**EXERCISE:** An exact copy of the records is required, minus the pictures they hold.

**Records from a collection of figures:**
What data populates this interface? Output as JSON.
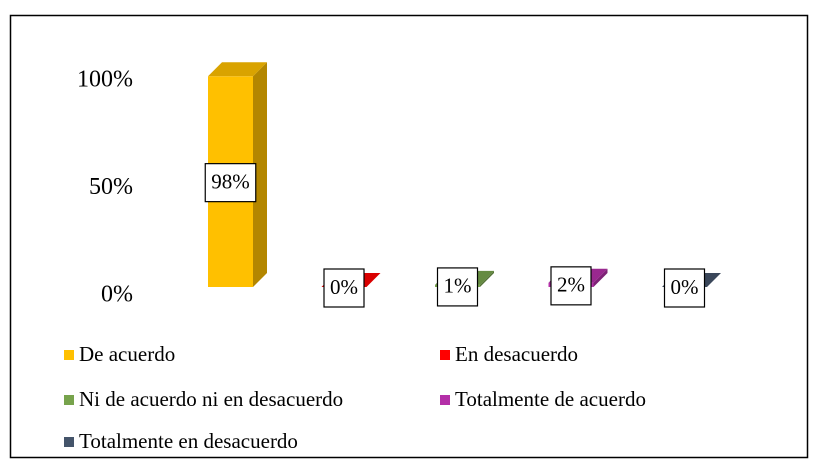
{
  "chart_data": {
    "type": "bar",
    "categories": [
      null
    ],
    "series": [
      {
        "name": "De acuerdo",
        "color": "#FFC000",
        "values": [
          98
        ],
        "value_labels": [
          "98%"
        ]
      },
      {
        "name": "En desacuerdo",
        "color": "#FF0000",
        "values": [
          0
        ],
        "value_labels": [
          "0%"
        ]
      },
      {
        "name": "Ni de acuerdo ni en desacuerdo",
        "color": "#77A34C",
        "values": [
          1
        ],
        "value_labels": [
          "1%"
        ]
      },
      {
        "name": "Totalmente de acuerdo",
        "color": "#B42FA8",
        "values": [
          2
        ],
        "value_labels": [
          "2%"
        ]
      },
      {
        "name": "Totalmente en desacuerdo",
        "color": "#44546A",
        "values": [
          0
        ],
        "value_labels": [
          "0%"
        ]
      }
    ],
    "ylim": [
      0,
      100
    ],
    "yticks": [
      {
        "value": 0,
        "label": "0%"
      },
      {
        "value": 50,
        "label": "50%"
      },
      {
        "value": 100,
        "label": "100%"
      }
    ],
    "grid": false,
    "legend": "bottom"
  }
}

**FULL SOLUTION:**
What data populates this interface? Output as JSON.
{
  "chart_data": {
    "type": "bar",
    "categories": [
      null
    ],
    "series": [
      {
        "name": "De acuerdo",
        "color": "#FFC000",
        "values": [
          98
        ],
        "value_labels": [
          "98%"
        ]
      },
      {
        "name": "En desacuerdo",
        "color": "#FF0000",
        "values": [
          0
        ],
        "value_labels": [
          "0%"
        ]
      },
      {
        "name": "Ni de acuerdo ni en desacuerdo",
        "color": "#77A34C",
        "values": [
          1
        ],
        "value_labels": [
          "1%"
        ]
      },
      {
        "name": "Totalmente de acuerdo",
        "color": "#B42FA8",
        "values": [
          2
        ],
        "value_labels": [
          "2%"
        ]
      },
      {
        "name": "Totalmente en desacuerdo",
        "color": "#44546A",
        "values": [
          0
        ],
        "value_labels": [
          "0%"
        ]
      }
    ],
    "ylim": [
      0,
      100
    ],
    "yticks": [
      {
        "value": 0,
        "label": "0%"
      },
      {
        "value": 50,
        "label": "50%"
      },
      {
        "value": 100,
        "label": "100%"
      }
    ],
    "grid": false,
    "legend": "bottom"
  }
}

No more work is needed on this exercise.